• WHAT TO PRODUCE: Give every line from the entries that contains "activities".

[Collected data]
********************
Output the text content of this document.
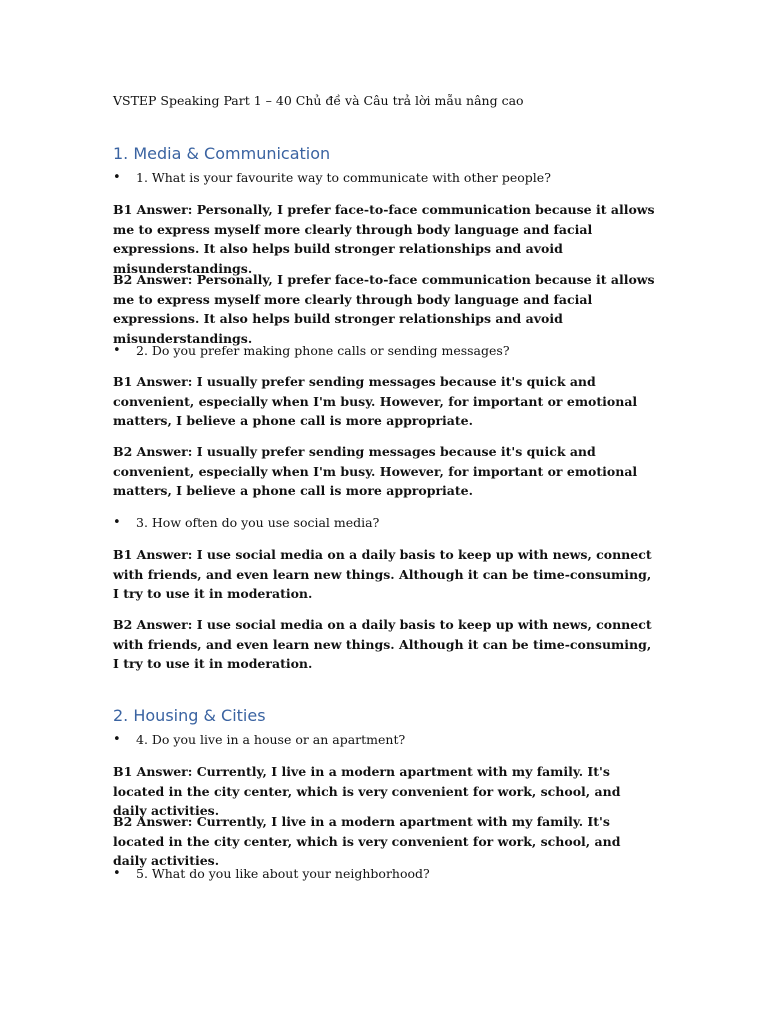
VSTEP Speaking Part 1 – 40 Chủ đề và Câu trả lời mẫu nâng cao
1. Media & Communication
• 1. What is your favourite way to communicate with other people?

B1 Answer: Personally, I prefer face-to-face communication because it allows me to express myself more clearly through body language and facial expressions. It also helps build stronger relationships and avoid misunderstandings.

B2 Answer: Personally, I prefer face-to-face communication because it allows me to express myself more clearly through body language and facial expressions. It also helps build stronger relationships and avoid misunderstandings.

• 2. Do you prefer making phone calls or sending messages?

B1 Answer: I usually prefer sending messages because it's quick and convenient, especially when I'm busy. However, for important or emotional matters, I believe a phone call is more appropriate.

B2 Answer: I usually prefer sending messages because it's quick and convenient, especially when I'm busy. However, for important or emotional matters, I believe a phone call is more appropriate.

• 3. How often do you use social media?

B1 Answer: I use social media on a daily basis to keep up with news, connect with friends, and even learn new things. Although it can be time-consuming, I try to use it in moderation.

B2 Answer: I use social media on a daily basis to keep up with news, connect with friends, and even learn new things. Although it can be time-consuming, I try to use it in moderation.

2. Housing & Cities
• 4. Do you live in a house or an apartment?

B1 Answer: Currently, I live in a modern apartment with my family. It's located in the city center, which is very convenient for work, school, and daily activities.

B2 Answer: Currently, I live in a modern apartment with my family. It's located in the city center, which is very convenient for work, school, and daily activities.

• 5. What do you like about your neighborhood?
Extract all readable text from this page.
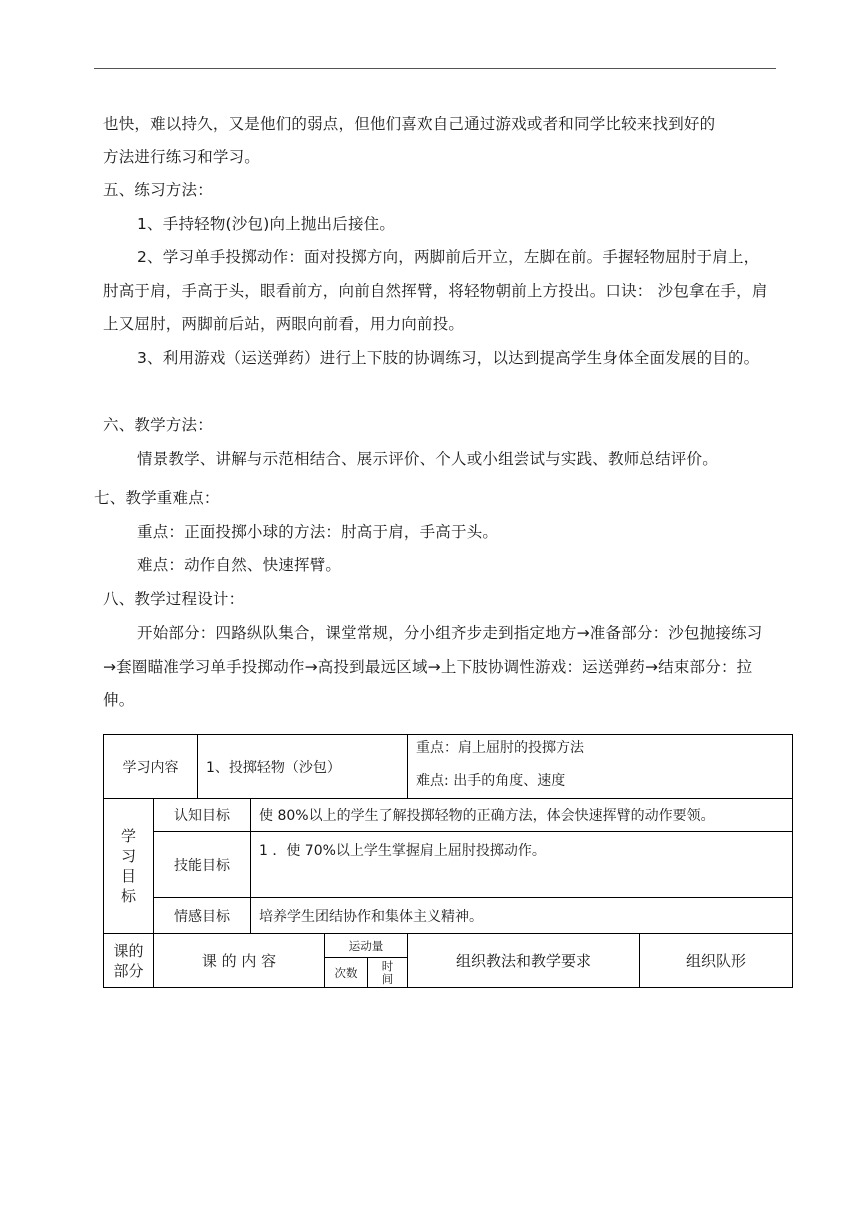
也快，难以持久，又是他们的弱点，但他们喜欢自己通过游戏或者和同学比较来找到好的
方法进行练习和学习。
五、练习方法：
1、手持轻物(沙包)向上抛出后接住。
2、学习单手投掷动作：面对投掷方向，两脚前后开立，左脚在前。手握轻物屈肘于肩上，肘高于肩，手高于头，眼看前方，向前自然挥臂，将轻物朝前上方投出。口诀： 沙包拿在手，肩上又屈肘，两脚前后站，两眼向前看，用力向前投。
3、利用游戏（运送弹药）进行上下肢的协调练习，以达到提高学生身体全面发展的目的。
六、教学方法：
情景教学、讲解与示范相结合、展示评价、个人或小组尝试与实践、教师总结评价。
七、教学重难点：
重点：正面投掷小球的方法：肘高于肩，手高于头。
难点：动作自然、快速挥臂。
八、教学过程设计：
开始部分：四路纵队集合，课堂常规，分小组齐步走到指定地方→准备部分：沙包抛接练习→套圈瞄准学习单手投掷动作→高投到最远区域→上下肢协调性游戏：运送弹药→结束部分：拉伸。
学习内容		1、投掷轻物（沙包）				重点：肩上屈肘的投掷方法
难点: 出手的角度、速度	

学
习
目
标	认知目标		使 80%以上的学生了解投掷轻物的正确方法，体会快速挥臂的动作要领。				
	技能目标		1 ．使 70%以上学生掌握肩上屈肘投掷动作。				
	情感目标		培养学生团结协作和集体主义精神。				

课的
部分	课 的 内 容			运动量		组织教法和教学要求	组织队形
				次数	时
间		
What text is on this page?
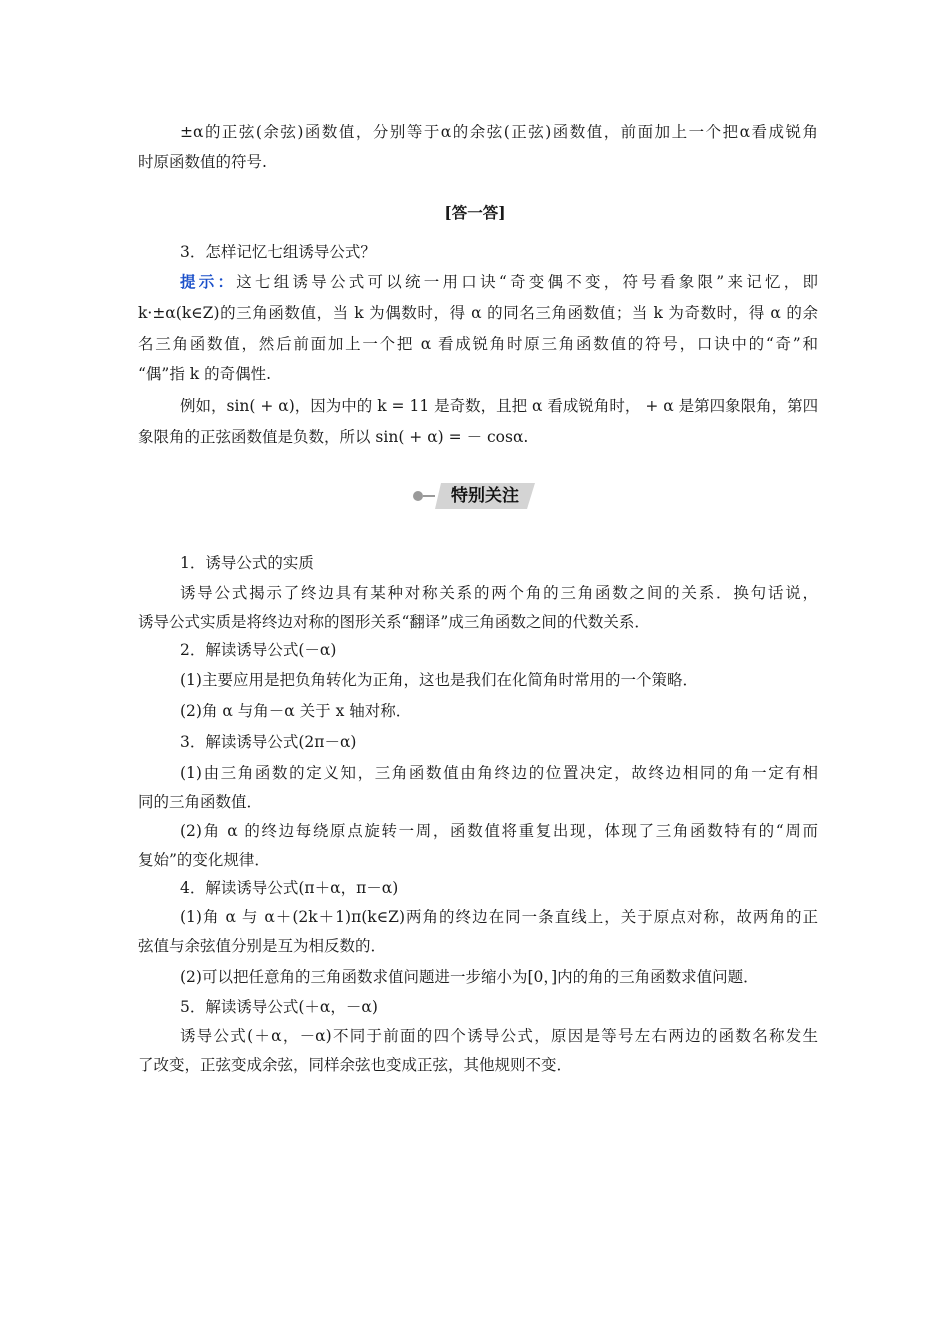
±α的正弦(余弦)函数值，分别等于α的余弦(正弦)函数值，前面加上一个把α看成锐角
时原函数值的符号.
[答一答]
3．怎样记忆七组诱导公式？
提示：这七组诱导公式可以统一用口诀“奇变偶不变，符号看象限”来记忆，即
k·±α(k∈Z)的三角函数值，当 k 为偶数时，得 α 的同名三角函数值；当 k 为奇数时，得 α 的余
名三角函数值，然后前面加上一个把 α 看成锐角时原三角函数值的符号，口诀中的“奇”和
“偶”指 k 的奇偶性.
例如，sin( + α)，因为中的 k = 11 是奇数，且把 α 看成锐角时， + α 是第四象限角，第四
象限角的正弦函数值是负数，所以 sin( + α) = － cosα.
特别关注
1．诱导公式的实质
诱导公式揭示了终边具有某种对称关系的两个角的三角函数之间的关系．换句话说，
诱导公式实质是将终边对称的图形关系“翻译”成三角函数之间的代数关系．
2．解读诱导公式(－α)
(1)主要应用是把负角转化为正角，这也是我们在化简角时常用的一个策略．
(2)角 α 与角－α 关于 x 轴对称．
3．解读诱导公式(2π－α)
(1)由三角函数的定义知，三角函数值由角终边的位置决定，故终边相同的角一定有相
同的三角函数值．
(2)角 α 的终边每绕原点旋转一周，函数值将重复出现，体现了三角函数特有的“周而
复始”的变化规律．
4．解读诱导公式(π＋α，π－α)
(1)角 α 与 α＋(2k＋1)π(k∈Z)两角的终边在同一条直线上，关于原点对称，故两角的正
弦值与余弦值分别是互为相反数的．
(2)可以把任意角的三角函数求值问题进一步缩小为[0，]内的角的三角函数求值问题．
5．解读诱导公式(＋α，－α)
诱导公式(＋α，－α)不同于前面的四个诱导公式，原因是等号左右两边的函数名称发生
了改变，正弦变成余弦，同样余弦也变成正弦，其他规则不变．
********************
• RESULT BELOW:
B1 Answer: Currently, I live in a modern apartment with my family. It's located in the city center, which is very convenient for work, school, and daily activities.
B2 Answer: Currently, I live in a modern apartment with my family. It's located in the city center, which is very convenient for work, school, and daily activities.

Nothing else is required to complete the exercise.